— DO THIS —
Pick out the lines in the listing below that contain the word "vestita" and copy them.

— DATA PROVIDED —
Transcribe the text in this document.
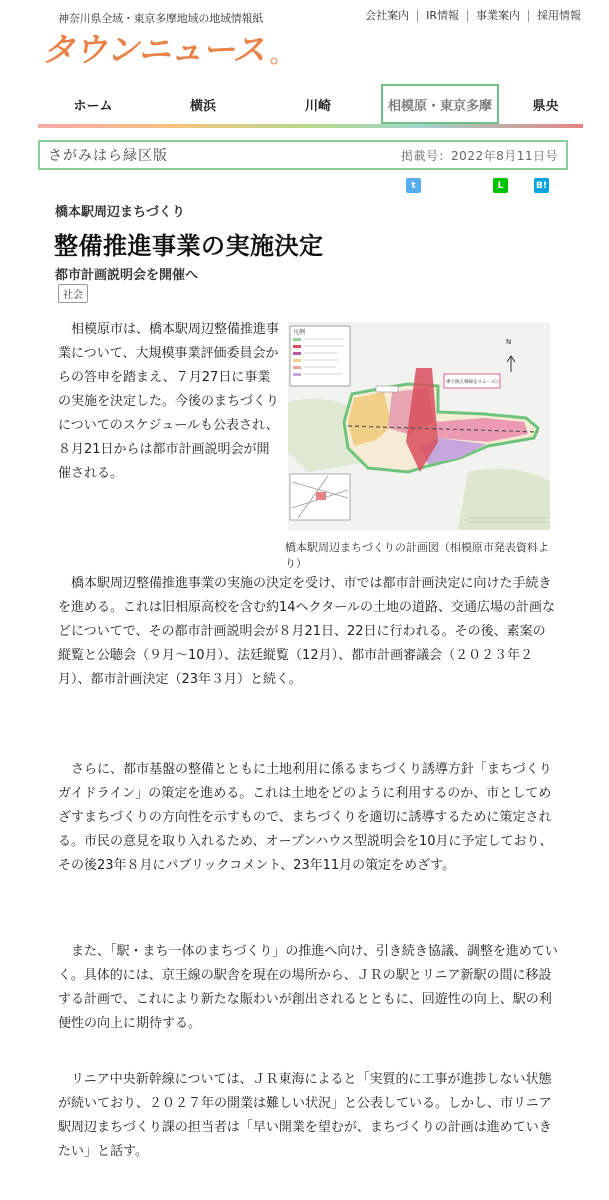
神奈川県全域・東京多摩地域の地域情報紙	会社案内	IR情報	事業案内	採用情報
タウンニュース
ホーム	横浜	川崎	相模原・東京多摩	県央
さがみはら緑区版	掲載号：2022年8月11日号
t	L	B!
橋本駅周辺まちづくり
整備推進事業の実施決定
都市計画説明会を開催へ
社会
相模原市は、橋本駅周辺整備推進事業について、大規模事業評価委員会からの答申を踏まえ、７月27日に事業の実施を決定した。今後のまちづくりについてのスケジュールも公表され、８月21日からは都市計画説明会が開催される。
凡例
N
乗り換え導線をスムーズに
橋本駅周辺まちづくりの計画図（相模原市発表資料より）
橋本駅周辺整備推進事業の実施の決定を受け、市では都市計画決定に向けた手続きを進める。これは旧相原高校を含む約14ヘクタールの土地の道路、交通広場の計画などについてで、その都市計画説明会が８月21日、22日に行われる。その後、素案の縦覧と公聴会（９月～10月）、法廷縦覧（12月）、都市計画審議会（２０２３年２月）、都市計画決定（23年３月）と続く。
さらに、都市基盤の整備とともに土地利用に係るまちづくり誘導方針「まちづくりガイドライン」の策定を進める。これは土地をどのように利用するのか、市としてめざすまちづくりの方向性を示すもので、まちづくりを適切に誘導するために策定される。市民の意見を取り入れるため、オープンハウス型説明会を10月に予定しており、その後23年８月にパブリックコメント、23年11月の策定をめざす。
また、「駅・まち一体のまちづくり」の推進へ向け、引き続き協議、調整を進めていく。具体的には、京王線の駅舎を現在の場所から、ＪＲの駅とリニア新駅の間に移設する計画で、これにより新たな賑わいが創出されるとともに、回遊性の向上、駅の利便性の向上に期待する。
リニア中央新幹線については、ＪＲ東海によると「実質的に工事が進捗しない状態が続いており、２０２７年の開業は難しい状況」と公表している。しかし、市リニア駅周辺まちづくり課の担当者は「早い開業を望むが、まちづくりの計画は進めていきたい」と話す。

==

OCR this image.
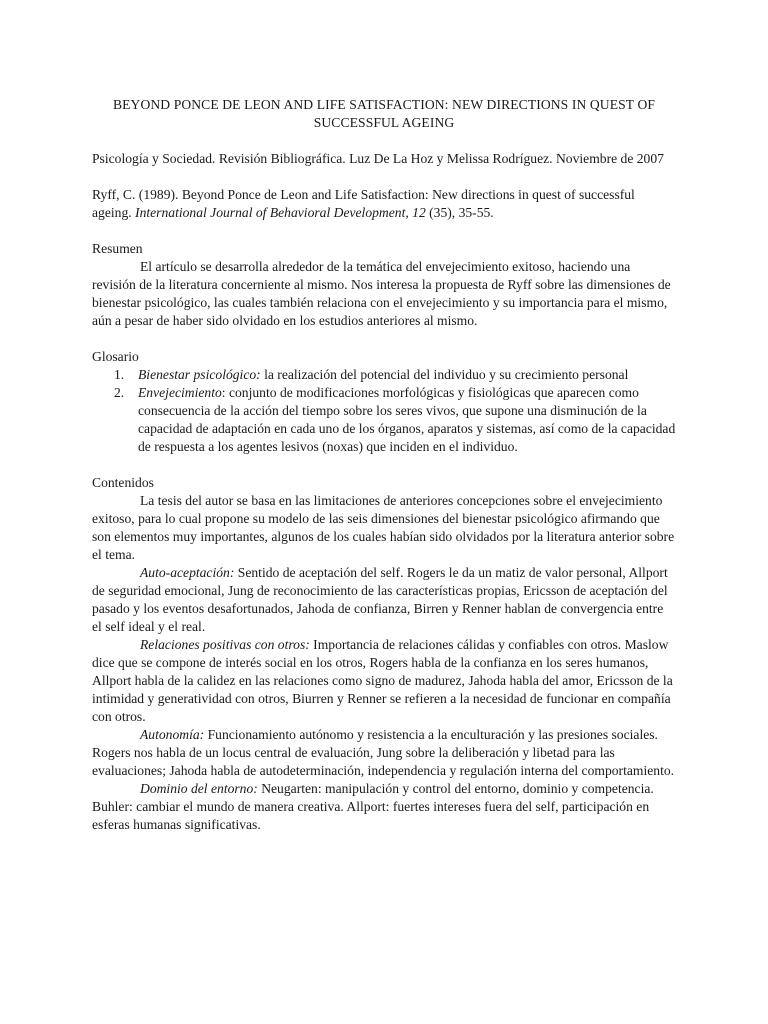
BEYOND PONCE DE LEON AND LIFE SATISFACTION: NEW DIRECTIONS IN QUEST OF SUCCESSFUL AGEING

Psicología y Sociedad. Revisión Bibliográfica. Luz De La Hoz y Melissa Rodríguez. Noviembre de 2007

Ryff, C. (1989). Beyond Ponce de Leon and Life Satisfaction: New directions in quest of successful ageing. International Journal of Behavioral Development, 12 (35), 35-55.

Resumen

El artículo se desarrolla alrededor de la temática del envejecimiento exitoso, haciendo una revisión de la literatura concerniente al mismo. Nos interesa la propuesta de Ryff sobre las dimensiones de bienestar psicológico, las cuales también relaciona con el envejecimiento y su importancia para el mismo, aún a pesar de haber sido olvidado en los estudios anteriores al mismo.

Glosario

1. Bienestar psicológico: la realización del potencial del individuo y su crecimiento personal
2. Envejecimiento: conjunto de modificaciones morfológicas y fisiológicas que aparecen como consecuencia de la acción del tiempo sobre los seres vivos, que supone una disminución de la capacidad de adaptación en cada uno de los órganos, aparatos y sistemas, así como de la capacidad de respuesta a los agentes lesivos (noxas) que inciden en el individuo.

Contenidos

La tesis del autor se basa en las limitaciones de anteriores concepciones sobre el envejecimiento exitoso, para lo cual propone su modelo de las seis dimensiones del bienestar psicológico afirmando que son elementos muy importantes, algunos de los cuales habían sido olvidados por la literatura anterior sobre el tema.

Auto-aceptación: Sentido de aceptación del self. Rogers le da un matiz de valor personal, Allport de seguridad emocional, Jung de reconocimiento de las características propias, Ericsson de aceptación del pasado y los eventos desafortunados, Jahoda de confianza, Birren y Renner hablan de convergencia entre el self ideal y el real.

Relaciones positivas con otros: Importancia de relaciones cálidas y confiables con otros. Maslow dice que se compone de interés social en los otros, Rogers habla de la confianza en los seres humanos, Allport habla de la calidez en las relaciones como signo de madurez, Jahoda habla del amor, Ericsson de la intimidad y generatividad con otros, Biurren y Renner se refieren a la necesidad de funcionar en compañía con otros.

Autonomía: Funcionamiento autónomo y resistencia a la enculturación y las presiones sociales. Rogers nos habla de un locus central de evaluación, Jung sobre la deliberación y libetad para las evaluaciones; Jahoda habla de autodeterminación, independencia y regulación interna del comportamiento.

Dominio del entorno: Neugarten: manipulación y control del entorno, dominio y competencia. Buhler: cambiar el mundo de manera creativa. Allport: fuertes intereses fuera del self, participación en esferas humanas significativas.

* * *

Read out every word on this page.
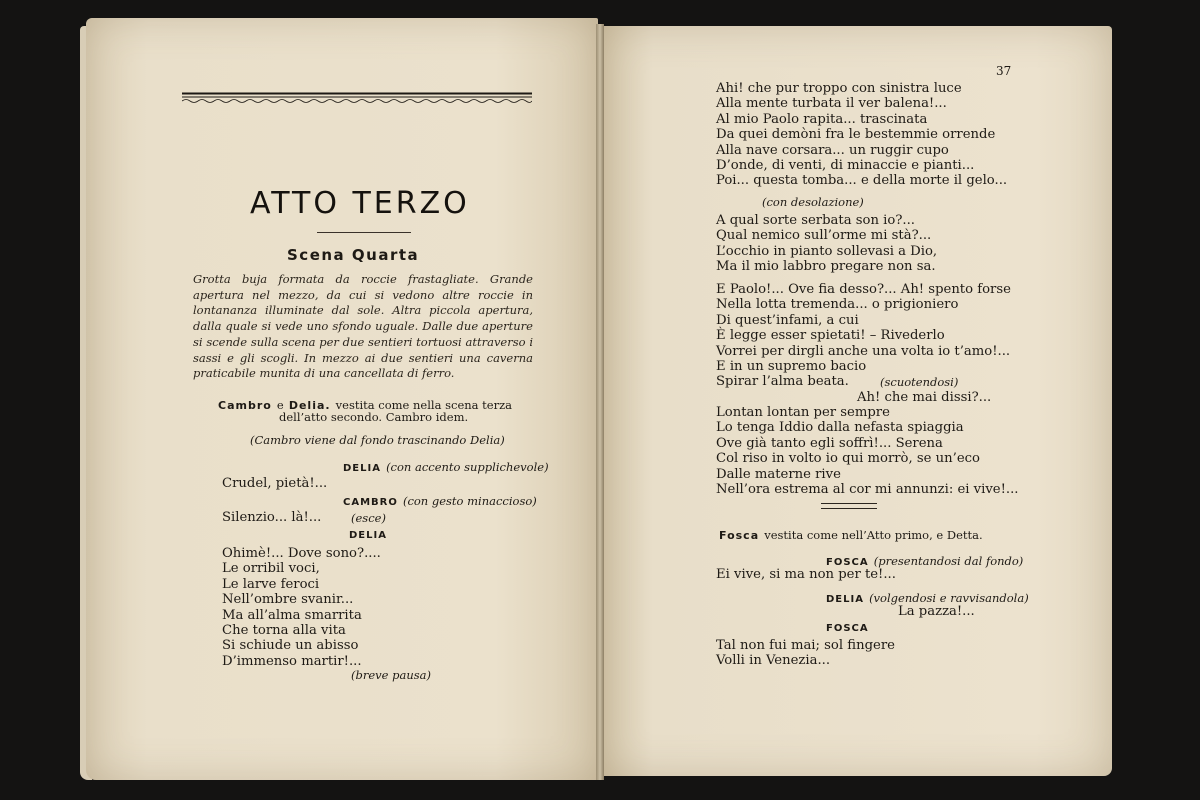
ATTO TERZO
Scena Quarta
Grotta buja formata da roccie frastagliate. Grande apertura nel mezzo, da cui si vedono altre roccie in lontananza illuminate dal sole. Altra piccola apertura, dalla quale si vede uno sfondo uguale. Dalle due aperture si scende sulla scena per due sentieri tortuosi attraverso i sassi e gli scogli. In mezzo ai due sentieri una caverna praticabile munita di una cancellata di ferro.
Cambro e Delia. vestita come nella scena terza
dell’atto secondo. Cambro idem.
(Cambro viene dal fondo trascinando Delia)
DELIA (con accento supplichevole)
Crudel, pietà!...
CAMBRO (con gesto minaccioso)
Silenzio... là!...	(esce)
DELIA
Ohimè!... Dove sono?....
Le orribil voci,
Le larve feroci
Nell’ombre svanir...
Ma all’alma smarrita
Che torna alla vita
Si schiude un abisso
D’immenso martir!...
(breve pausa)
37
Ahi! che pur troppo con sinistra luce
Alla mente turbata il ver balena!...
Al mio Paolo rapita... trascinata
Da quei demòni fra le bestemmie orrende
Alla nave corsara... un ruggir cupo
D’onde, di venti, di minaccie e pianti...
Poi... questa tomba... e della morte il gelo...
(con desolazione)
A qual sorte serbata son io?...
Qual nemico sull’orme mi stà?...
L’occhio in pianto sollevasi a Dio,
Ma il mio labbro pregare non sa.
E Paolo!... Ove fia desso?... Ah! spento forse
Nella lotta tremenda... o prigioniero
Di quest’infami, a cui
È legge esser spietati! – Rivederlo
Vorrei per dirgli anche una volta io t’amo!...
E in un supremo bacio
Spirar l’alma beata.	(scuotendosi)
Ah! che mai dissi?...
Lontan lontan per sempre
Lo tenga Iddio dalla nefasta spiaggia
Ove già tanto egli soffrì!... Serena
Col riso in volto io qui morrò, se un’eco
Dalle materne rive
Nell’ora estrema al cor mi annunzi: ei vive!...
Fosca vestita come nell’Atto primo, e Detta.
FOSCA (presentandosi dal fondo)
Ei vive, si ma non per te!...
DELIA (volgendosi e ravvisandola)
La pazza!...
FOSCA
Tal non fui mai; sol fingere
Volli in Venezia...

— CORRECT RESULT —
Cambro e Delia. vestita come nella scena terza
Fosca vestita come nell’Atto primo, e Detta.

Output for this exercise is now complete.